§ **Task goal**
Copy the items from the first line through the line containing "dr-point [903, 1001, 906, 1004]", swapping every "agasc-point" for "star-point" and leaving everything else unchanged.

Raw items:
"""

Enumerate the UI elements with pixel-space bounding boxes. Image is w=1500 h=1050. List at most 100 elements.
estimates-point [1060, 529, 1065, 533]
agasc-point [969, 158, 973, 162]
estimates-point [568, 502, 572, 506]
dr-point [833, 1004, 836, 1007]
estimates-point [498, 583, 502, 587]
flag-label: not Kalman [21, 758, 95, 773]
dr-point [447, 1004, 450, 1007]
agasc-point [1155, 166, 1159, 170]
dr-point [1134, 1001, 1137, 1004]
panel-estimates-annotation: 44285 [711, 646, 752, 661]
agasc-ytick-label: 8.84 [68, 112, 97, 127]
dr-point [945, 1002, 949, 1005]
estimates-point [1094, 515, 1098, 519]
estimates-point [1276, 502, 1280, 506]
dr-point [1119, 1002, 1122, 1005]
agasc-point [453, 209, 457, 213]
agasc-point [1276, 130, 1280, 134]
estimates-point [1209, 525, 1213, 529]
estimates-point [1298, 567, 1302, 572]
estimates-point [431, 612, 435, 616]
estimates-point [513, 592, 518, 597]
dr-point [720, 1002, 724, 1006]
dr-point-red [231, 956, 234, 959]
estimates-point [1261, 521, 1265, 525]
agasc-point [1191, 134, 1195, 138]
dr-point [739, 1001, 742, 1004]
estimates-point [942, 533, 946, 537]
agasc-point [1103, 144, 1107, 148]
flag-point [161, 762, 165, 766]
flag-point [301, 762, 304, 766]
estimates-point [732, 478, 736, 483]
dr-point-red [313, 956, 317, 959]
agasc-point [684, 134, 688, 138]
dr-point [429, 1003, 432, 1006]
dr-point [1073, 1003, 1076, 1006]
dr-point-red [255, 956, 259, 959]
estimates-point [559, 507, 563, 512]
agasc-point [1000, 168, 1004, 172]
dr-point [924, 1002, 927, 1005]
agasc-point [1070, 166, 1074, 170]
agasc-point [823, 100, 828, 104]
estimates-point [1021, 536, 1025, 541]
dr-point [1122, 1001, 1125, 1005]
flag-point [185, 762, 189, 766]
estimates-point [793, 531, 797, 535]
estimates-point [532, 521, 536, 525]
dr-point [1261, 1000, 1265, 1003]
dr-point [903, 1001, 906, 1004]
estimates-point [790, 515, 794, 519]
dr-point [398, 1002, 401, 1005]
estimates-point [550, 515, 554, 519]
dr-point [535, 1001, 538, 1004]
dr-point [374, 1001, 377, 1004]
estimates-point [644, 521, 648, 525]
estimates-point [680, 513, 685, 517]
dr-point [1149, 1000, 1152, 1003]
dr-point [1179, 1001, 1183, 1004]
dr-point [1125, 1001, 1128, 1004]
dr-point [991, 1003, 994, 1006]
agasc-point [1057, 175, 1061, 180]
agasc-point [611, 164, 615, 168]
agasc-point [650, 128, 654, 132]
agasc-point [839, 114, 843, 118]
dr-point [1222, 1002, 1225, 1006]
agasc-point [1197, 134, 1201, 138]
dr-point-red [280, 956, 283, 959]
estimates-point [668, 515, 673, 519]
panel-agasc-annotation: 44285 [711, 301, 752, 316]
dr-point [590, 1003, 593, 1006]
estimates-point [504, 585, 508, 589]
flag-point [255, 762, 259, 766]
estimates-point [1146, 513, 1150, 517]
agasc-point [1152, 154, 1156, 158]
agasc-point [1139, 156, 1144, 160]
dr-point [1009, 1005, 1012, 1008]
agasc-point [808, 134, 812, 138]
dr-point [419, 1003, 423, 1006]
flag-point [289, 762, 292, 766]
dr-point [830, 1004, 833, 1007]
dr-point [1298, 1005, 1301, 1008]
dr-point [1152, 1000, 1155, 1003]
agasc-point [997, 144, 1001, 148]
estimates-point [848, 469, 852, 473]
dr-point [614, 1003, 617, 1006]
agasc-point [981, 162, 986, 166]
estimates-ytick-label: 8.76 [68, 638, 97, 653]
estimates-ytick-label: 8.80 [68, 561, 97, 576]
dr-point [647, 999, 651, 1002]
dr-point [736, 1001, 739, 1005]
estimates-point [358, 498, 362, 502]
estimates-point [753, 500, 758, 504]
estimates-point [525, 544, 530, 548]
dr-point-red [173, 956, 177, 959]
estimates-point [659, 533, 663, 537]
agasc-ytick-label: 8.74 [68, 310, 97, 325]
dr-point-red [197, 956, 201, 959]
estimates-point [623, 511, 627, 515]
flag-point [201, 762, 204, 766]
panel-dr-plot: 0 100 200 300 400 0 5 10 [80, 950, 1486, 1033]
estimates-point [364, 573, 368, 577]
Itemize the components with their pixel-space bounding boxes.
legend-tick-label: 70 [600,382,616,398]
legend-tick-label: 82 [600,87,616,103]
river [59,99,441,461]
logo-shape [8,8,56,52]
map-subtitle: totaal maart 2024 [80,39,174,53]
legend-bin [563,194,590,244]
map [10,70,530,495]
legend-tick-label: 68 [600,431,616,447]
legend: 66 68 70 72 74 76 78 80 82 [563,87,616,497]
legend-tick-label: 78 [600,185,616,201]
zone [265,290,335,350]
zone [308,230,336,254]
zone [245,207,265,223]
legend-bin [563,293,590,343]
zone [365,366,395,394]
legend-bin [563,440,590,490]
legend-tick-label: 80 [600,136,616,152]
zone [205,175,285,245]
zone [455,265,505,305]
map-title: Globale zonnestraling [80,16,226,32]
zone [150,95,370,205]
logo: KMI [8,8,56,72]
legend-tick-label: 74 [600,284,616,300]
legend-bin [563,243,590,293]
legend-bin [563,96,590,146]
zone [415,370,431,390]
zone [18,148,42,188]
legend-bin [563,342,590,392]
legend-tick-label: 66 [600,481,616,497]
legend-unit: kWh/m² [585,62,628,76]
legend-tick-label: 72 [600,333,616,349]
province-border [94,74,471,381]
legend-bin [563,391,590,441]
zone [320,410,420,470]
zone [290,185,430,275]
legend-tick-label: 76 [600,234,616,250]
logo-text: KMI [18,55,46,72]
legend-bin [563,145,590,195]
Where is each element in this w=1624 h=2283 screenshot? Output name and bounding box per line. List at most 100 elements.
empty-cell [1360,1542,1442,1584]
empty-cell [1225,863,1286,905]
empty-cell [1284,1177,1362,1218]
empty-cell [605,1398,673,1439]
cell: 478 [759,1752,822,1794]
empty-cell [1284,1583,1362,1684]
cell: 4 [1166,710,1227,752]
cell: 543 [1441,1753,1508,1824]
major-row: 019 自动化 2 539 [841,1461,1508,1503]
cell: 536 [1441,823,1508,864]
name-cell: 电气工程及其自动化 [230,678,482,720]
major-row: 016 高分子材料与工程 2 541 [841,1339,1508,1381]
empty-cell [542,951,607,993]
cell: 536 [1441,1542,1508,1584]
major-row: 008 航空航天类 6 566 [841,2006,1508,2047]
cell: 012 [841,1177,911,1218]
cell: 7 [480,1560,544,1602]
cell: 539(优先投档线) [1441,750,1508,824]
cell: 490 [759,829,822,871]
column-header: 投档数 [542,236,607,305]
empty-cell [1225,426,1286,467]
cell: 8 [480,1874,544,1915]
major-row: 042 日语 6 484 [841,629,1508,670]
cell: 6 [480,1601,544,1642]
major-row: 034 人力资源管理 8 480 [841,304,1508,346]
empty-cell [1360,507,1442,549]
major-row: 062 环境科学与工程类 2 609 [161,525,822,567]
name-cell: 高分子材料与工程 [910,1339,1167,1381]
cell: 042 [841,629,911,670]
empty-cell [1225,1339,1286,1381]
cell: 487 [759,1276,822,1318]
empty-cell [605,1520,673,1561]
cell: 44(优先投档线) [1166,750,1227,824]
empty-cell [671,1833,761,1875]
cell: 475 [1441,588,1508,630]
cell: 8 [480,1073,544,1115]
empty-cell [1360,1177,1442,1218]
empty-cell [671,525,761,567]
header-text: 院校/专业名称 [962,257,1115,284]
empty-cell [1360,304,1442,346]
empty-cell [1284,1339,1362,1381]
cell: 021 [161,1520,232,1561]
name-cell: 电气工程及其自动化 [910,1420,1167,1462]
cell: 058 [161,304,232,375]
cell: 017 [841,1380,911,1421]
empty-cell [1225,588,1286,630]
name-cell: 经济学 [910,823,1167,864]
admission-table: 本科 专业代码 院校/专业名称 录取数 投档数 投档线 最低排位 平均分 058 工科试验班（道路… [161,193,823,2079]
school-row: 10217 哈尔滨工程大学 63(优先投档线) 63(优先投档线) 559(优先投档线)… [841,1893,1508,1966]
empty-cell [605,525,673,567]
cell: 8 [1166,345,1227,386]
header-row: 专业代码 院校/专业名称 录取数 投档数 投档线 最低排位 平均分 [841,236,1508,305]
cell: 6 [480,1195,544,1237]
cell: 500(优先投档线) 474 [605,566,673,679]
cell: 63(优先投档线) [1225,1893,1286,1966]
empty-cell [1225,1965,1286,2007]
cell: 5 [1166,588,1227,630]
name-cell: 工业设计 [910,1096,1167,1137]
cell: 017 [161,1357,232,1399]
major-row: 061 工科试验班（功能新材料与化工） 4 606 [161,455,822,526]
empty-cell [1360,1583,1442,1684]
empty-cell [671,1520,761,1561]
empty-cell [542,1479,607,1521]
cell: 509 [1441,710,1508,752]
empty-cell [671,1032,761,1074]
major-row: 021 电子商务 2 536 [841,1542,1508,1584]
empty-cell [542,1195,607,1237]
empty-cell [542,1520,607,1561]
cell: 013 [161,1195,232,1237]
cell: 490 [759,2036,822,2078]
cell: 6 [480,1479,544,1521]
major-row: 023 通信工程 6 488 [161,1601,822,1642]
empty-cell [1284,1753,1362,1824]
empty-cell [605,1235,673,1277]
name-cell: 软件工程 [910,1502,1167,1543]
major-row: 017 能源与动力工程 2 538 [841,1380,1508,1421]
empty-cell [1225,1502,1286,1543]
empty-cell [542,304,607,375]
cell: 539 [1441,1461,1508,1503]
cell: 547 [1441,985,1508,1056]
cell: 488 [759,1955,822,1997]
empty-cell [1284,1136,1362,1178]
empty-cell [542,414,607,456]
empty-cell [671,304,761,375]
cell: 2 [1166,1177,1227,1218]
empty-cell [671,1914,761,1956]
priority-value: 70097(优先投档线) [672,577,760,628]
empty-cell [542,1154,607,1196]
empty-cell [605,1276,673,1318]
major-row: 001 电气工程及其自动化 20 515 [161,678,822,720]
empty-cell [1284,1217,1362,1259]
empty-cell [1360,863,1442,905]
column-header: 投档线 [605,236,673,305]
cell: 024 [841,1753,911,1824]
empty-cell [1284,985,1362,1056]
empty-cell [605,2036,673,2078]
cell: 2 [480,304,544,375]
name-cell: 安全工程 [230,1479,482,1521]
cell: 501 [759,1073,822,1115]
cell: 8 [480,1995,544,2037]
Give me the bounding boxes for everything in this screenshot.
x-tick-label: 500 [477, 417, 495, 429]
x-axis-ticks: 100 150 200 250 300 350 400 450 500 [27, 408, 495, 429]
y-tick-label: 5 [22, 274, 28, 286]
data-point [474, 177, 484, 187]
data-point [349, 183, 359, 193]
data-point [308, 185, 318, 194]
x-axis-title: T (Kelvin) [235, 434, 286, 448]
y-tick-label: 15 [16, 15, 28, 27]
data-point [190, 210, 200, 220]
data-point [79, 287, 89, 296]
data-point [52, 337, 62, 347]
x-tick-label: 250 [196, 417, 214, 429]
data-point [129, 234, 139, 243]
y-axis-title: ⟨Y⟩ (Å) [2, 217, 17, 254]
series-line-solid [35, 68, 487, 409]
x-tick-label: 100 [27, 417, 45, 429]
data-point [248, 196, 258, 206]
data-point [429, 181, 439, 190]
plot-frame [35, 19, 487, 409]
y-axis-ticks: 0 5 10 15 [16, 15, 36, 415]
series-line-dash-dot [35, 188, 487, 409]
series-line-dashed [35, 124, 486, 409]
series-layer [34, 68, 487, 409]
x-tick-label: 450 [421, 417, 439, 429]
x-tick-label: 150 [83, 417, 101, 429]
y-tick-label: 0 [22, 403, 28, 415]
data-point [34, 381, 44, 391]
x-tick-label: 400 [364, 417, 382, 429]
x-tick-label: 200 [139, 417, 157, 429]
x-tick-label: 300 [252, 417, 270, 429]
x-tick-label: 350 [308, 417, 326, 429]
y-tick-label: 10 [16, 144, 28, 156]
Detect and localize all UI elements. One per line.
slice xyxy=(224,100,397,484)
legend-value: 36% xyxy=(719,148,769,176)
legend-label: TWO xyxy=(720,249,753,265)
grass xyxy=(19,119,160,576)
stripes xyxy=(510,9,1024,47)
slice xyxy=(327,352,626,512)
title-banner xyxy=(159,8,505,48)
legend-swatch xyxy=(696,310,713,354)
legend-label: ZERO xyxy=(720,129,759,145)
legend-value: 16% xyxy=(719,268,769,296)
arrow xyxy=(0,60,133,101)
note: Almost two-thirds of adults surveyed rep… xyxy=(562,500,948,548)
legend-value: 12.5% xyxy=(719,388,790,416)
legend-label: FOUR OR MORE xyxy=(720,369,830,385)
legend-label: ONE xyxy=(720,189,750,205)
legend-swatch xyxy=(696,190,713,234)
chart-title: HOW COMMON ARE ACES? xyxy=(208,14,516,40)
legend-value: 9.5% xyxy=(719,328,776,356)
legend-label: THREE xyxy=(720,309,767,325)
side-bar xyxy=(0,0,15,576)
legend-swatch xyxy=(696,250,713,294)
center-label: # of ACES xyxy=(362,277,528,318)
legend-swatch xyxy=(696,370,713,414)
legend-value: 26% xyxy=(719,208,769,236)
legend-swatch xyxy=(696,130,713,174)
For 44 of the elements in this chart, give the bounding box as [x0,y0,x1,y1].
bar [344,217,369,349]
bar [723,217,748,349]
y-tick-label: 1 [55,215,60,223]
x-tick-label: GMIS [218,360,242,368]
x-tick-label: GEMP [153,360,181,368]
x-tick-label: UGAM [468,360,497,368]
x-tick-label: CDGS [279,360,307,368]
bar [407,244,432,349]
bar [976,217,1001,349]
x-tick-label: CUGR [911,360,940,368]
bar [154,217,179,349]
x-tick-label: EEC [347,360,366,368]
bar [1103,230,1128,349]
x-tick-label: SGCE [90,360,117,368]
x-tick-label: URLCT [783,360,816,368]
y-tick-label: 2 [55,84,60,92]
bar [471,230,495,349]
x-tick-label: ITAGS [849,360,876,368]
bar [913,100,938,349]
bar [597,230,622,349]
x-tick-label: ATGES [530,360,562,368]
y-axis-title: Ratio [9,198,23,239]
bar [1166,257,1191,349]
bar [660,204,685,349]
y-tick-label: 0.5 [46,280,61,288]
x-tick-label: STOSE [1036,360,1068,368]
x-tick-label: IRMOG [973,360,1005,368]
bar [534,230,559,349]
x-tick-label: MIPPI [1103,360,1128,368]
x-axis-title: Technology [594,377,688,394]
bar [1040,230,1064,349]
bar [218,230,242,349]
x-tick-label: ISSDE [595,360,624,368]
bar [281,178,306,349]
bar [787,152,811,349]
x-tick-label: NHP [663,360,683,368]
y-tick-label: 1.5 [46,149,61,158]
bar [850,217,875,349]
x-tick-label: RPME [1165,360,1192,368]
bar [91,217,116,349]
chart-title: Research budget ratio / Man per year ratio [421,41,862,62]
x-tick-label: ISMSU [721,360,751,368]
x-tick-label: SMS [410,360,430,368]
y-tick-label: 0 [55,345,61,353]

"""

§ **Exercise solution**
Enumerate the UI elements with pixel-space bounding boxes. Image is w=1500 h=1050. List at most 100 elements.
estimates-point [1060, 529, 1065, 533]
star-point [969, 158, 973, 162]
estimates-point [568, 502, 572, 506]
dr-point [833, 1004, 836, 1007]
estimates-point [498, 583, 502, 587]
flag-label: not Kalman [21, 758, 95, 773]
dr-point [447, 1004, 450, 1007]
star-point [1155, 166, 1159, 170]
dr-point [1134, 1001, 1137, 1004]
panel-estimates-annotation: 44285 [711, 646, 752, 661]
agasc-ytick-label: 8.84 [68, 112, 97, 127]
dr-point [945, 1002, 949, 1005]
estimates-point [1094, 515, 1098, 519]
estimates-point [1276, 502, 1280, 506]
dr-point [1119, 1002, 1122, 1005]
star-point [453, 209, 457, 213]
star-point [1276, 130, 1280, 134]
estimates-point [1209, 525, 1213, 529]
estimates-point [1298, 567, 1302, 572]
estimates-point [431, 612, 435, 616]
estimates-point [513, 592, 518, 597]
dr-point [720, 1002, 724, 1006]
dr-point-red [231, 956, 234, 959]
estimates-point [1261, 521, 1265, 525]
star-point [1191, 134, 1195, 138]
dr-point [739, 1001, 742, 1004]
estimates-point [942, 533, 946, 537]
star-point [1103, 144, 1107, 148]
flag-point [161, 762, 165, 766]
flag-point [301, 762, 304, 766]
estimates-point [732, 478, 736, 483]
dr-point-red [313, 956, 317, 959]
star-point [684, 134, 688, 138]
dr-point [429, 1003, 432, 1006]
dr-point [1073, 1003, 1076, 1006]
dr-point-red [255, 956, 259, 959]
estimates-point [559, 507, 563, 512]
star-point [1000, 168, 1004, 172]
dr-point [924, 1002, 927, 1005]
star-point [1070, 166, 1074, 170]
star-point [823, 100, 828, 104]
estimates-point [1021, 536, 1025, 541]
dr-point [1122, 1001, 1125, 1005]
flag-point [185, 762, 189, 766]
estimates-point [793, 531, 797, 535]
estimates-point [532, 521, 536, 525]
dr-point [1261, 1000, 1265, 1003]
dr-point [903, 1001, 906, 1004]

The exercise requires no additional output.